** begin **

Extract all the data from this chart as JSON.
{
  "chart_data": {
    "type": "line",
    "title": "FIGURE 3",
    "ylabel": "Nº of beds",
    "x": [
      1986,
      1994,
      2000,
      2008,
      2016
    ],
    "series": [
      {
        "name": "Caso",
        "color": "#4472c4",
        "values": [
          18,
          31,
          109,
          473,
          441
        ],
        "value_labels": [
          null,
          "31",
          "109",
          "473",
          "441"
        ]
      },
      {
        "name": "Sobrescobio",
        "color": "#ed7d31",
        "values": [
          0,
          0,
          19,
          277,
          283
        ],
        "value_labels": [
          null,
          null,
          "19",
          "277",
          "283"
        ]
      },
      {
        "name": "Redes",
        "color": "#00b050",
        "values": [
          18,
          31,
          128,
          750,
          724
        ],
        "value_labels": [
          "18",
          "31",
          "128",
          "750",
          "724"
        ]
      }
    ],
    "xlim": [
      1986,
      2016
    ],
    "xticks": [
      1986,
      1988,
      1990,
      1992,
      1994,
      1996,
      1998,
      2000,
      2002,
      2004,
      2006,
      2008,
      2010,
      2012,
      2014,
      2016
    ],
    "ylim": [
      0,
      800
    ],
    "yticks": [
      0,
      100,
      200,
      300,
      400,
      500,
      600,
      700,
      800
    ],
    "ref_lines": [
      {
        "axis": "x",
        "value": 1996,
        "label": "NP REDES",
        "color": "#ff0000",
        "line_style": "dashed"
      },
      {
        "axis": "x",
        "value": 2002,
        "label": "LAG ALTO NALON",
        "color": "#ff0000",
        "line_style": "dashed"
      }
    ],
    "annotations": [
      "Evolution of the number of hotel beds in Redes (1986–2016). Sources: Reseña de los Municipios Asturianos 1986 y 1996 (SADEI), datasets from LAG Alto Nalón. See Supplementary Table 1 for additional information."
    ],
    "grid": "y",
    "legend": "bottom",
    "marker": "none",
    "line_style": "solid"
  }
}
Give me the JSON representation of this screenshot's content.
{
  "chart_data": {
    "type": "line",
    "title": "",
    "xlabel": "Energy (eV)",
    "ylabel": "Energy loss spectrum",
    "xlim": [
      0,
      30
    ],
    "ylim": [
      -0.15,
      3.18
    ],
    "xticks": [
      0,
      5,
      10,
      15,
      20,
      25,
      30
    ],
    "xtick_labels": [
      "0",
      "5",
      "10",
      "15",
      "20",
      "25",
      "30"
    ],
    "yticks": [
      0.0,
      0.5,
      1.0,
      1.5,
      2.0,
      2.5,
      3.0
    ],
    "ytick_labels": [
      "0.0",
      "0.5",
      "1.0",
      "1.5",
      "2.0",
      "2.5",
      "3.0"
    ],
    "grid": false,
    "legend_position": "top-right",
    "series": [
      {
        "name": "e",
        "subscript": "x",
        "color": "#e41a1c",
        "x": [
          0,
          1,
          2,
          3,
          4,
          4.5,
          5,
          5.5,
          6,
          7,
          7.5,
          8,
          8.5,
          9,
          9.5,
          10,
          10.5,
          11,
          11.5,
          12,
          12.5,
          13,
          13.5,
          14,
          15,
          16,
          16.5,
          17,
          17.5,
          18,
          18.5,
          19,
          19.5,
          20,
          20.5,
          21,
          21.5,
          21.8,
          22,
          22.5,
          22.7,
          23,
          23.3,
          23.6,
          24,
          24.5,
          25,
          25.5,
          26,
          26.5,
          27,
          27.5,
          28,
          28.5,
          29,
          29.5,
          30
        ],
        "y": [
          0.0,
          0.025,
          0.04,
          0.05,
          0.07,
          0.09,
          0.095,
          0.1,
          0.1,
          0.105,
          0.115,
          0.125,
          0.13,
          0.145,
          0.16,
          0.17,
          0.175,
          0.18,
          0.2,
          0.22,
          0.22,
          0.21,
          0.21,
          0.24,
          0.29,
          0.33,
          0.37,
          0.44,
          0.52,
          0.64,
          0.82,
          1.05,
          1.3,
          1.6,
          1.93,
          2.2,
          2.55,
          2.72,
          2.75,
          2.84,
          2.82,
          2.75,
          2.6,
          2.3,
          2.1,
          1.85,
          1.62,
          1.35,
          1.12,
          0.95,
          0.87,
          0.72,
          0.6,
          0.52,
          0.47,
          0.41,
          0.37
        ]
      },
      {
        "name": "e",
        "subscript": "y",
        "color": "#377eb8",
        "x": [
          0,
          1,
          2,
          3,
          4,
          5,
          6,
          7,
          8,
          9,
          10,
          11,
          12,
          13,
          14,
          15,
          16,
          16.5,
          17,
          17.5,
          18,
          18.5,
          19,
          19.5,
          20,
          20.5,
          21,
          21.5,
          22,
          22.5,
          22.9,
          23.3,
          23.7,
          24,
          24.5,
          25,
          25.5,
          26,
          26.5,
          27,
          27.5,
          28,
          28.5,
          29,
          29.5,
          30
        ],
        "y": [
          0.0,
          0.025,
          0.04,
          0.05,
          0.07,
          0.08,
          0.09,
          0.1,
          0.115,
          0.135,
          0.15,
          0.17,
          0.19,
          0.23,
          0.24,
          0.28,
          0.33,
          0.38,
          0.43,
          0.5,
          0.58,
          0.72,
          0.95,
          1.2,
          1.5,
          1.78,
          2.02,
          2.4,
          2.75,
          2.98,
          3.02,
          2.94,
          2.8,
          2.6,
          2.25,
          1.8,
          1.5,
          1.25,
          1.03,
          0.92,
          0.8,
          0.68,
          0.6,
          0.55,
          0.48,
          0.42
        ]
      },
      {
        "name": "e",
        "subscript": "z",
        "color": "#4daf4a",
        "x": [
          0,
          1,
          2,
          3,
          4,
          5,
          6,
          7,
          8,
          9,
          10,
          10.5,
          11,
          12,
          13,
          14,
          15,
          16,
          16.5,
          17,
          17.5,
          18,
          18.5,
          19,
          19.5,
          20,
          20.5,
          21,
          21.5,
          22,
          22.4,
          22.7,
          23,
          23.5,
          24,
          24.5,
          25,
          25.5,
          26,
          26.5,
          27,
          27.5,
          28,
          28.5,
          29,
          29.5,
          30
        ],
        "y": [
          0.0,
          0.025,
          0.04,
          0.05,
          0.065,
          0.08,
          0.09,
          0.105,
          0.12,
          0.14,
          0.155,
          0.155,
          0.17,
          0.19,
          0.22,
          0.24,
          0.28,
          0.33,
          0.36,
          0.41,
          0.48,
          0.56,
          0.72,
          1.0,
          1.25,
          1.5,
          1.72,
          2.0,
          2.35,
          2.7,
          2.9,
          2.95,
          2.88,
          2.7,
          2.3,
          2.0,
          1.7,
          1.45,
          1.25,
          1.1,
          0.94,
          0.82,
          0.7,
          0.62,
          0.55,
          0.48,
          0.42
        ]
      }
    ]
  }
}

** end **

▶ [WHAT IS EXPECTED]: Find the word "ylabel" in the records and pull out each line that has it.

▶ [RESPONSE FOR THIS EXERCISE]:
    "ylabel": "Nº of beds",
    "ylabel": "Energy loss spectrum",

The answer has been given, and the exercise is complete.